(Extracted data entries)
┌──

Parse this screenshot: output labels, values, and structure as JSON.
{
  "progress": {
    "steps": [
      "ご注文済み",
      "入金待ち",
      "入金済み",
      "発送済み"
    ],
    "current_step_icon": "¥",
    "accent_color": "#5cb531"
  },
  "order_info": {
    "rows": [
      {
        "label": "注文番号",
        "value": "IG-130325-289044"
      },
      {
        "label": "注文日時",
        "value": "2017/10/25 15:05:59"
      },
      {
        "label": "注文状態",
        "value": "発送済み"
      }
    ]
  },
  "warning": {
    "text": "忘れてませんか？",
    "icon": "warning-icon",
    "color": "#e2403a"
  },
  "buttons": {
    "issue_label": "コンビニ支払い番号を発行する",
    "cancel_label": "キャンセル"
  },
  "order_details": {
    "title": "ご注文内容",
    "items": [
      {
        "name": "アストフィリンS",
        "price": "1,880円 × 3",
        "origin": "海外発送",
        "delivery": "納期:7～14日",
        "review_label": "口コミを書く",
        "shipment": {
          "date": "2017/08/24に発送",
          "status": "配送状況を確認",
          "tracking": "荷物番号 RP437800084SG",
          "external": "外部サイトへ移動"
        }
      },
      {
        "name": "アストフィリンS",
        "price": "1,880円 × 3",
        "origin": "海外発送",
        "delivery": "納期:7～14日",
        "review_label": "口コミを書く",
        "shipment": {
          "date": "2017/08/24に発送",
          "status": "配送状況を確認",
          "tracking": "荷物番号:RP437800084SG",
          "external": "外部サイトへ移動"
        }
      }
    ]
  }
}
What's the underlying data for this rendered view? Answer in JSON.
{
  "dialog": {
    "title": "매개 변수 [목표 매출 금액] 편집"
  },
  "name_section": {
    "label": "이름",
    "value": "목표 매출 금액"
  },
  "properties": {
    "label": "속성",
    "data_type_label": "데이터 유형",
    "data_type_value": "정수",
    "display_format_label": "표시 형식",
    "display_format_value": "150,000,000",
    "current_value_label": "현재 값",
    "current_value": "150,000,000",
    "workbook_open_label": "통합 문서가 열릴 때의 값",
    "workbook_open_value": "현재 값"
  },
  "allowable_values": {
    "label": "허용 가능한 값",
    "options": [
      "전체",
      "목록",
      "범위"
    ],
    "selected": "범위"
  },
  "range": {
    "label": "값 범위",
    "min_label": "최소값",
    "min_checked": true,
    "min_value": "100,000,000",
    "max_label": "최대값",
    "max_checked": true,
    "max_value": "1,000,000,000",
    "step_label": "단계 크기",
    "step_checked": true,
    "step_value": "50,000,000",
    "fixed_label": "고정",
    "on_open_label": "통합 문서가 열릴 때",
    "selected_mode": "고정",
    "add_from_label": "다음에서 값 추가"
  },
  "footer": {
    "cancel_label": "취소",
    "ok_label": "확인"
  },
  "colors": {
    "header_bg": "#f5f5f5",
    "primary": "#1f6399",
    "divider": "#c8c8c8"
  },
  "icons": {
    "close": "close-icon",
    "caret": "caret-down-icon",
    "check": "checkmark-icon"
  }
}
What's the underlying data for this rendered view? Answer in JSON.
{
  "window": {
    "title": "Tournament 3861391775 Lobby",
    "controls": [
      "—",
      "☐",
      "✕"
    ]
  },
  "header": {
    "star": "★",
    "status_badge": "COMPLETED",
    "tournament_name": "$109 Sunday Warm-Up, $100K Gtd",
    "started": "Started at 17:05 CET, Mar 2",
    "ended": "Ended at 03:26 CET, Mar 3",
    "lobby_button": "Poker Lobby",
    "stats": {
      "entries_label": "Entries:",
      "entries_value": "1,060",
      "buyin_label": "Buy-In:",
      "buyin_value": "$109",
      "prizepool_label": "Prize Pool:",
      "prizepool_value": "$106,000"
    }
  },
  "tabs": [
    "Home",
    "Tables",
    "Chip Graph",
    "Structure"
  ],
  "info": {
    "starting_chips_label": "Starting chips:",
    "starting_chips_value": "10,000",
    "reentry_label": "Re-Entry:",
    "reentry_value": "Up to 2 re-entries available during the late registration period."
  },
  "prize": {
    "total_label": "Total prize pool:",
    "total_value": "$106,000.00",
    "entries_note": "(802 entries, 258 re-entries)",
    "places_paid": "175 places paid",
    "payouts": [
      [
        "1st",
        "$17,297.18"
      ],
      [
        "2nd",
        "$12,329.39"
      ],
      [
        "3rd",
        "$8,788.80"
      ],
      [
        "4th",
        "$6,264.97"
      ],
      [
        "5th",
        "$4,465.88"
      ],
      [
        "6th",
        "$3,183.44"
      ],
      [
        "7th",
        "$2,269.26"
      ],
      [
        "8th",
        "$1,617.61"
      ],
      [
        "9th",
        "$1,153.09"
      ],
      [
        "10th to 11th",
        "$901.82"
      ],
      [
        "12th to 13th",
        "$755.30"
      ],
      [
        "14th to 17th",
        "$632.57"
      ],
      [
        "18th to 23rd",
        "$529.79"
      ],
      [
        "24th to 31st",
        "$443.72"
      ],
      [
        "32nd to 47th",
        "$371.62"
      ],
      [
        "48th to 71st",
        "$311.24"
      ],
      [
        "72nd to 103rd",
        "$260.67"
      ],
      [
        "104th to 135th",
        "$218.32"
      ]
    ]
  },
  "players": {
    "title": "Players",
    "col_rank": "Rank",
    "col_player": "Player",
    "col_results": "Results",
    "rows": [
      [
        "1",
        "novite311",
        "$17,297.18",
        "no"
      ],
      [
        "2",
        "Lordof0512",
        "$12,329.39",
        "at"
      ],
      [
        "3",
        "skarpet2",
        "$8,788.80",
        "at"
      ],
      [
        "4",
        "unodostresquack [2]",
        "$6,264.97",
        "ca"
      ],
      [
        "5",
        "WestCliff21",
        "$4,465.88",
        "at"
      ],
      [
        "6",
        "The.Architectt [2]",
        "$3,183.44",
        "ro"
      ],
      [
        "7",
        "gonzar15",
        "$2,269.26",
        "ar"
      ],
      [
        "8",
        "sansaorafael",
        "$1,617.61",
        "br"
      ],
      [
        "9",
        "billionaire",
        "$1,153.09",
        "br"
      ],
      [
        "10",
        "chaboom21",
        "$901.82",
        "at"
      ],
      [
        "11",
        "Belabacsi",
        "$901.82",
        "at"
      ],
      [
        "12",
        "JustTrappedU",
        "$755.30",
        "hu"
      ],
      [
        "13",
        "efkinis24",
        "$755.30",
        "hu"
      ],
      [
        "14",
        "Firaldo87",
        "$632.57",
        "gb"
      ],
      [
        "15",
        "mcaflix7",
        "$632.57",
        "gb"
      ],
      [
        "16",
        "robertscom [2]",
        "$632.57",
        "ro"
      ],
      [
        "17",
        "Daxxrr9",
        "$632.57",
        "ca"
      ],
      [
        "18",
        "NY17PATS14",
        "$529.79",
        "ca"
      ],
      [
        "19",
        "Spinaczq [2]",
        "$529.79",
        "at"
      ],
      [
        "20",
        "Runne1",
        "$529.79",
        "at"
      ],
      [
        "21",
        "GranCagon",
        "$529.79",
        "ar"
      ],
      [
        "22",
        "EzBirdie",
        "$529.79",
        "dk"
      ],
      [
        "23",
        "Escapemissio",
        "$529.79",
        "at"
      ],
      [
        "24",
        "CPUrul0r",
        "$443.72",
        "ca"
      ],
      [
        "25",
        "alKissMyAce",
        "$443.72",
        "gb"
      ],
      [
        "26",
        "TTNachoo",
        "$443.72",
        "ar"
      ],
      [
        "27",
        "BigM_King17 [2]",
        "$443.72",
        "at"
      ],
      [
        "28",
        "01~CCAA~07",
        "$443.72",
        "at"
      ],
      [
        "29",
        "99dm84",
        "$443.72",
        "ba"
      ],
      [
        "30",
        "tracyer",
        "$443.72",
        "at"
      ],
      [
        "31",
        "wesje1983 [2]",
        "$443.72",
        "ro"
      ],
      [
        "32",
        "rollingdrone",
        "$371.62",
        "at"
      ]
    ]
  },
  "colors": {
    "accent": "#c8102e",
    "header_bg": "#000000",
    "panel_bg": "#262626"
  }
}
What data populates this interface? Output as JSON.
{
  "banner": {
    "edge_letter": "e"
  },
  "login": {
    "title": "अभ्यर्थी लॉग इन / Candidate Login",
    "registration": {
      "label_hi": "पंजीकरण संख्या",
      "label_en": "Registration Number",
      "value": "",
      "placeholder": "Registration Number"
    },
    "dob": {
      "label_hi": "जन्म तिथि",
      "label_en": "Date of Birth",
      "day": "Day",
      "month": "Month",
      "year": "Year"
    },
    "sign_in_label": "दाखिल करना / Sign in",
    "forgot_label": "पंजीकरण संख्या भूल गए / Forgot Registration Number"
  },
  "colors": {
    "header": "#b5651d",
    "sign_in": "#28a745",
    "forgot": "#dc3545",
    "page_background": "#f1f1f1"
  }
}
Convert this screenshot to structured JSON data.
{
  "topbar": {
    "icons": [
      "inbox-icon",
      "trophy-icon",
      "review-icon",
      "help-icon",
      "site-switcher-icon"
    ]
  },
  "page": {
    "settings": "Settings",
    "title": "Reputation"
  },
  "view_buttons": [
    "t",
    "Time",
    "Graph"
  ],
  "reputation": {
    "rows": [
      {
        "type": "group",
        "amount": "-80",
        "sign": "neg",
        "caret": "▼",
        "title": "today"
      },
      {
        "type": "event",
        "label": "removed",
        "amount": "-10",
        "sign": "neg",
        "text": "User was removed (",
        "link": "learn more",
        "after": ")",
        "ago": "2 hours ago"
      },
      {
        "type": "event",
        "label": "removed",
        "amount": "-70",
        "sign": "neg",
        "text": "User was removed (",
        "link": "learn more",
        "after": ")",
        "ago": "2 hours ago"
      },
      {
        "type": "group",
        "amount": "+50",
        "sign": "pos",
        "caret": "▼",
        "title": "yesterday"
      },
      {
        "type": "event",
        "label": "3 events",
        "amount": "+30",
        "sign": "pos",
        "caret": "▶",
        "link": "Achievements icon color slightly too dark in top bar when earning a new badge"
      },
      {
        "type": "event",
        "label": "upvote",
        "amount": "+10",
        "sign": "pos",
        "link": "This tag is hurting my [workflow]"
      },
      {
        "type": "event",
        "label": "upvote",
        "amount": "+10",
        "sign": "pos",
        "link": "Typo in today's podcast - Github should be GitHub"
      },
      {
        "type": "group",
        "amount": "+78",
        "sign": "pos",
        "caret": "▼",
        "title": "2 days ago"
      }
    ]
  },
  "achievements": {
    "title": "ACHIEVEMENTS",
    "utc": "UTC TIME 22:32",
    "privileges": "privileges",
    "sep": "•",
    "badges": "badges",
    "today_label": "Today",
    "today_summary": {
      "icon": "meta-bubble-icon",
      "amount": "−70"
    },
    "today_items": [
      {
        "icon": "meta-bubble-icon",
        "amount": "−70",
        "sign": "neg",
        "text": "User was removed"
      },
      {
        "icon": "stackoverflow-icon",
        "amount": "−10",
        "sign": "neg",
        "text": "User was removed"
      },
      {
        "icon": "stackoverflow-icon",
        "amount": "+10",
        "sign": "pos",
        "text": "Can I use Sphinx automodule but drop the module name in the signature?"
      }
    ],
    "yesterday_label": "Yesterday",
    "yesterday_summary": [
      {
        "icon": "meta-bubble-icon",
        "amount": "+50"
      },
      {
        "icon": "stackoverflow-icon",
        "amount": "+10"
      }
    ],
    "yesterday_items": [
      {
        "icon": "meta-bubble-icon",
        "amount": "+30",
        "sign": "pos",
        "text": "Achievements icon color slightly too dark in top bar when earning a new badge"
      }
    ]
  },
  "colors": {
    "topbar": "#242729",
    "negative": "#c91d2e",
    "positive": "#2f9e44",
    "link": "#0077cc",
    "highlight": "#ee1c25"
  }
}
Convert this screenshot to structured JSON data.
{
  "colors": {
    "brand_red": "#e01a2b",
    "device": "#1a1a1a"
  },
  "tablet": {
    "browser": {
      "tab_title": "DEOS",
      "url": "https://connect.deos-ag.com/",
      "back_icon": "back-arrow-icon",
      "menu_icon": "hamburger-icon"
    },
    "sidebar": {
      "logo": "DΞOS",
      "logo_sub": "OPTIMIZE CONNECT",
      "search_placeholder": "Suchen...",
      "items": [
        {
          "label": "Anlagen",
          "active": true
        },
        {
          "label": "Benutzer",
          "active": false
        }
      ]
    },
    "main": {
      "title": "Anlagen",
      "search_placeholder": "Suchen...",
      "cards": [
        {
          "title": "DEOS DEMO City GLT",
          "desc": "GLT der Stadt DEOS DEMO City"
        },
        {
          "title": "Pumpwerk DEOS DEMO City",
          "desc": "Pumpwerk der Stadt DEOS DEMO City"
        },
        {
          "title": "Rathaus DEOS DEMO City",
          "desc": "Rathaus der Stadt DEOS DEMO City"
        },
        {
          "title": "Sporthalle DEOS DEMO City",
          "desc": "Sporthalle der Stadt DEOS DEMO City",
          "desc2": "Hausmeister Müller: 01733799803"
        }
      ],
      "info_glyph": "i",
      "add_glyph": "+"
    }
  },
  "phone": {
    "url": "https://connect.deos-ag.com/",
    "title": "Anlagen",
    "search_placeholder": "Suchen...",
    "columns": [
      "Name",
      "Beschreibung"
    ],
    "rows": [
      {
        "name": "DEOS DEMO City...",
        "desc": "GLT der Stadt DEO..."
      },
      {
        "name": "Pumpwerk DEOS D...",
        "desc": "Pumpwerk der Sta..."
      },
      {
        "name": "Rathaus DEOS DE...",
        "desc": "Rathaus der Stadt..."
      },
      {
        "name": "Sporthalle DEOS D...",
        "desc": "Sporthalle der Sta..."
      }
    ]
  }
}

└──

--- AIM OF THE TASK ---
Lines containing the word "Rathaus" are to be tallied; report only the total.

--- COMPLETED EXERCISE ---
4